Dataset
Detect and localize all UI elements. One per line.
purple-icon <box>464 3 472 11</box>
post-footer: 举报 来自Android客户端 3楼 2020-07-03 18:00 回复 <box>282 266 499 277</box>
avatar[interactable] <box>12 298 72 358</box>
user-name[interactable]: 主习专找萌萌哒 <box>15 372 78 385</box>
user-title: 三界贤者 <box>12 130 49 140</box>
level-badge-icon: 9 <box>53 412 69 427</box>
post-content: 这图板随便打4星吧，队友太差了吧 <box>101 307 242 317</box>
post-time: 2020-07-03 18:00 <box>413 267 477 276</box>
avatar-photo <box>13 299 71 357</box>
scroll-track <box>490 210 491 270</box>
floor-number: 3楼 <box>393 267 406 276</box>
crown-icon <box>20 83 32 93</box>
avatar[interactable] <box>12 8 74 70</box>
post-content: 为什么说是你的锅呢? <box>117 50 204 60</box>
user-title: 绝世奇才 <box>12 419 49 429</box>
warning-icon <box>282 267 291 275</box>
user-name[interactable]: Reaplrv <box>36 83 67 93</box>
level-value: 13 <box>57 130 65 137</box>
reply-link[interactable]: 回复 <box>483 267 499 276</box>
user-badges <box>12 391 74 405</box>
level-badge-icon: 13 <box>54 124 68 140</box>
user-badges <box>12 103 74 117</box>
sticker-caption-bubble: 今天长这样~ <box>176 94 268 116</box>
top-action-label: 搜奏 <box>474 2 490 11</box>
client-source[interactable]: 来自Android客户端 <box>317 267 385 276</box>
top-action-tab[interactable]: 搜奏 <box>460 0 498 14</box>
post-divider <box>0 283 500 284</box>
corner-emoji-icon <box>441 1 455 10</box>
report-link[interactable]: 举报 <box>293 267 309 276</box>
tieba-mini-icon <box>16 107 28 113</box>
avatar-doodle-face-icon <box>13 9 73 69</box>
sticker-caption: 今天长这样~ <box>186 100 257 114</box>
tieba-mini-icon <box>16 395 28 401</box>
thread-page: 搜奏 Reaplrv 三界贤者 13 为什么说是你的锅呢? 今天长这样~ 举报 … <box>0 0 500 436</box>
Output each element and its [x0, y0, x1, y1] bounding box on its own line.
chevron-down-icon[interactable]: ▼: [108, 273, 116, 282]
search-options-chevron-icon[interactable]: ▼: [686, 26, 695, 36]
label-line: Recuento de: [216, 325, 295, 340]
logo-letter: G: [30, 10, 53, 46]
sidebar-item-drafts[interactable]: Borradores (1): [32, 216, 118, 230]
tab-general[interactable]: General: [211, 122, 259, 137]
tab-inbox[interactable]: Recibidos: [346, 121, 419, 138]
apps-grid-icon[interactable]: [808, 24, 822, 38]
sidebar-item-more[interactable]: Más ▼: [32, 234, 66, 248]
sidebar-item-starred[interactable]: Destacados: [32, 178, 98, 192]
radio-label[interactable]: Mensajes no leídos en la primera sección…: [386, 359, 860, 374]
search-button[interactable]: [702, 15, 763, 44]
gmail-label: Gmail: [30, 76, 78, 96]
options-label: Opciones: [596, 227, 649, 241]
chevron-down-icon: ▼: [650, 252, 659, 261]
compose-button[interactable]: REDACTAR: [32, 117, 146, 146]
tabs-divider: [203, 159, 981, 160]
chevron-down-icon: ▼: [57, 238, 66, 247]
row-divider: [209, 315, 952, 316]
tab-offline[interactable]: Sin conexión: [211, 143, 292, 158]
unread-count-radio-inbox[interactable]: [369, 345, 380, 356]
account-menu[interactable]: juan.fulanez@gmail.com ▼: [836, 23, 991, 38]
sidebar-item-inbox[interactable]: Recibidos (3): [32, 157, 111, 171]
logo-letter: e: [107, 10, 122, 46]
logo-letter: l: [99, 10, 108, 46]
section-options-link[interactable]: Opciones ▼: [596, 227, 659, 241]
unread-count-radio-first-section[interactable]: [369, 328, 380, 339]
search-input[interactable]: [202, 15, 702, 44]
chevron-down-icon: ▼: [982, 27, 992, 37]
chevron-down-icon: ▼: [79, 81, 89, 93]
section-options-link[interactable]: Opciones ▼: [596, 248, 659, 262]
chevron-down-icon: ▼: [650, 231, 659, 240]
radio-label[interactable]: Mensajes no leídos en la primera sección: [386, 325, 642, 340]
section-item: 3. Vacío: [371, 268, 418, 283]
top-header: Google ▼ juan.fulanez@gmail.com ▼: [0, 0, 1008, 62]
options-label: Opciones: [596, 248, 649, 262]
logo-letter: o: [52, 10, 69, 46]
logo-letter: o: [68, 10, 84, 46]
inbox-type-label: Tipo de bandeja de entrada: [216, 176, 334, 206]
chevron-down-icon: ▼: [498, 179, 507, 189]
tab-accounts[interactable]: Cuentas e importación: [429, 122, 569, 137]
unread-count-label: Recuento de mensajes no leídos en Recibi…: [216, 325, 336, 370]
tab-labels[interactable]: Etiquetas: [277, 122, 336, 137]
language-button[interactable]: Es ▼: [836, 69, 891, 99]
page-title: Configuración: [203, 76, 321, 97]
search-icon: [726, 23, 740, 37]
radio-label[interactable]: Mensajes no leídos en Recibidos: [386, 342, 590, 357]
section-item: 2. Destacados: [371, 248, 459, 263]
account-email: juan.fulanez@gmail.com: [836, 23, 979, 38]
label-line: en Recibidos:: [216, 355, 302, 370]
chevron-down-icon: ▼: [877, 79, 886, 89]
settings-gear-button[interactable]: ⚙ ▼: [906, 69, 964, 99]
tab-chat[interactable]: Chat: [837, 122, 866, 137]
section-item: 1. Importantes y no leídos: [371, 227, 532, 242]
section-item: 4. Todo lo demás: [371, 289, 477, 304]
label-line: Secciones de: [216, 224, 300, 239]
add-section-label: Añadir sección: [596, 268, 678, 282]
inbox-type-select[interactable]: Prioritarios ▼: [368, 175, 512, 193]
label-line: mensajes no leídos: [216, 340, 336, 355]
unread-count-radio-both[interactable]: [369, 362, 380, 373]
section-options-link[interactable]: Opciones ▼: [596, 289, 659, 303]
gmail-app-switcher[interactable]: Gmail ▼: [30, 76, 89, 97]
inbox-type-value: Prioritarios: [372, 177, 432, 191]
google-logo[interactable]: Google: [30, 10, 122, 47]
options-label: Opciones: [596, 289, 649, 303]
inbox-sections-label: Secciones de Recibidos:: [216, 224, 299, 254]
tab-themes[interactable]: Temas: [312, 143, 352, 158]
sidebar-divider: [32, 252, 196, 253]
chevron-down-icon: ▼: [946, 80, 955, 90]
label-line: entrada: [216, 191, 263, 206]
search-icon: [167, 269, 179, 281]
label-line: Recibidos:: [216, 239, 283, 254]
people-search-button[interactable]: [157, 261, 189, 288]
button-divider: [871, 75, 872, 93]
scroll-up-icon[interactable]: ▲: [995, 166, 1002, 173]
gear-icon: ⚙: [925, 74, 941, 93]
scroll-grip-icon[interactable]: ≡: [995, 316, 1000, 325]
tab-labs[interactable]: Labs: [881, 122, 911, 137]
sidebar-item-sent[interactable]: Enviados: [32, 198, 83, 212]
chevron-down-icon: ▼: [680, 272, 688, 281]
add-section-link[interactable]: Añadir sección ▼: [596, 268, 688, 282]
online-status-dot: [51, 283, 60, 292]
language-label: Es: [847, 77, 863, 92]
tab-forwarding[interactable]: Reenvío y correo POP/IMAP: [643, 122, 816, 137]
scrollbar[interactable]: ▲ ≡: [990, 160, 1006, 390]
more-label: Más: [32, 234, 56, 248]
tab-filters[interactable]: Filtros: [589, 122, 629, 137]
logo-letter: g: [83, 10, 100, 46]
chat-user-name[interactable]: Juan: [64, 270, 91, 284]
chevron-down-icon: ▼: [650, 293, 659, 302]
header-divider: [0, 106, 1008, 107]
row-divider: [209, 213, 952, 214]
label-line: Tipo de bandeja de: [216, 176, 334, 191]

What to work on
Starting with the first line above and ending with the line that contains "level-badge-icon: 13 <box>54 124 68 140</box>", return each line verbatim, both ends included.

Written response
Detect and localize all UI elements. One per line.
purple-icon <box>464 3 472 11</box>
post-footer: 举报 来自Android客户端 3楼 2020-07-03 18:00 回复 <box>282 266 499 277</box>
avatar[interactable] <box>12 298 72 358</box>
user-name[interactable]: 主习专找萌萌哒 <box>15 372 78 385</box>
user-title: 三界贤者 <box>12 130 49 140</box>
level-badge-icon: 9 <box>53 412 69 427</box>
post-content: 这图板随便打4星吧，队友太差了吧 <box>101 307 242 317</box>
post-time: 2020-07-03 18:00 <box>413 267 477 276</box>
avatar-photo <box>13 299 71 357</box>
scroll-track <box>490 210 491 270</box>
floor-number: 3楼 <box>393 267 406 276</box>
crown-icon <box>20 83 32 93</box>
avatar[interactable] <box>12 8 74 70</box>
post-content: 为什么说是你的锅呢? <box>117 50 204 60</box>
user-title: 绝世奇才 <box>12 419 49 429</box>
warning-icon <box>282 267 291 275</box>
user-name[interactable]: Reaplrv <box>36 83 67 93</box>
level-value: 13 <box>57 130 65 137</box>
reply-link[interactable]: 回复 <box>483 267 499 276</box>
user-badges <box>12 391 74 405</box>
level-badge-icon: 13 <box>54 124 68 140</box>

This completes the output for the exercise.